▶ [Set problem]
Skip the images. Copy the records exactly as written.

▶ [Excerpted records]
★ ★ ★ ★ ★

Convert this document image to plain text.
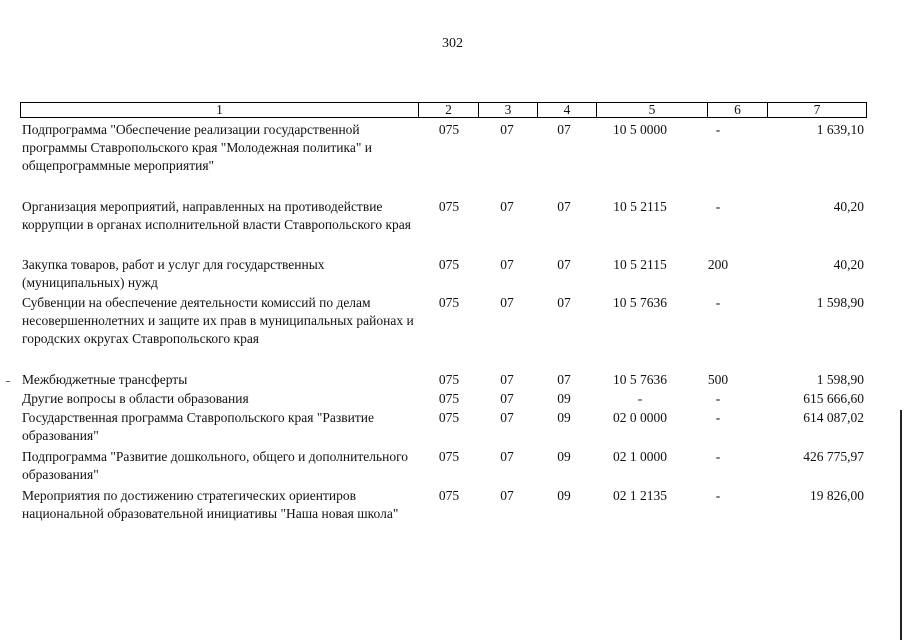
302
1	2	3	4	5	6	7
Подпрограмма "Обеспечение реализации государственной программы Ставропольского края "Молодежная политика" и общепрограммные мероприятия"
075	07	07	10 5 0000	-	1 639,10
Организация мероприятий, направленных на противодействие коррупции в органах исполнительной власти Ставропольского края
075	07	07	10 5 2115	-	40,20
Закупка товаров, работ и услуг для государственных (муниципальных) нужд
075	07	07	10 5 2115	200	40,20
Субвенции на обеспечение деятельности комиссий по делам несовершеннолетних и защите их прав в муниципальных районах и городских округах Ставропольского края
075	07	07	10 5 7636	-	1 598,90
Межбюджетные трансферты	075	07	07	10 5 7636	500	1 598,90
Другие вопросы в области образования	075	07	09	-	-	615 666,60
Государственная программа Ставропольского края "Развитие образования"
075	07	09	02 0 0000	-	614 087,02
Подпрограмма "Развитие дошкольного, общего и дополнительного образования"
075	07	09	02 1 0000	-	426 775,97
Мероприятия по достижению стратегических ориентиров национальной образовательной инициативы "Наша новая школа"
075	07	09	02 1 2135	-	19 826,00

★ ★ ★ ★ ★

▶ [Task answer]
Convert this document image to plain text.
302
1	2	3	4	5	6	7
Подпрограмма "Обеспечение реализации государственной программы Ставропольского края "Молодежная политика" и общепрограммные мероприятия"
075	07	07	10 5 0000	-	1 639,10
Организация мероприятий, направленных на противодействие коррупции в органах исполнительной власти Ставропольского края
075	07	07	10 5 2115	-	40,20
Закупка товаров, работ и услуг для государственных (муниципальных) нужд
075	07	07	10 5 2115	200	40,20
Субвенции на обеспечение деятельности комиссий по делам несовершеннолетних и защите их прав в муниципальных районах и городских округах Ставропольского края
075	07	07	10 5 7636	-	1 598,90
Межбюджетные трансферты	075	07	07	10 5 7636	500	1 598,90
Другие вопросы в области образования	075	07	09	-	-	615 666,60
Государственная программа Ставропольского края "Развитие образования"
075	07	09	02 0 0000	-	614 087,02
Подпрограмма "Развитие дошкольного, общего и дополнительного образования"
075	07	09	02 1 0000	-	426 775,97
Мероприятия по достижению стратегических ориентиров национальной образовательной инициативы "Наша новая школа"
075	07	09	02 1 2135	-	19 826,00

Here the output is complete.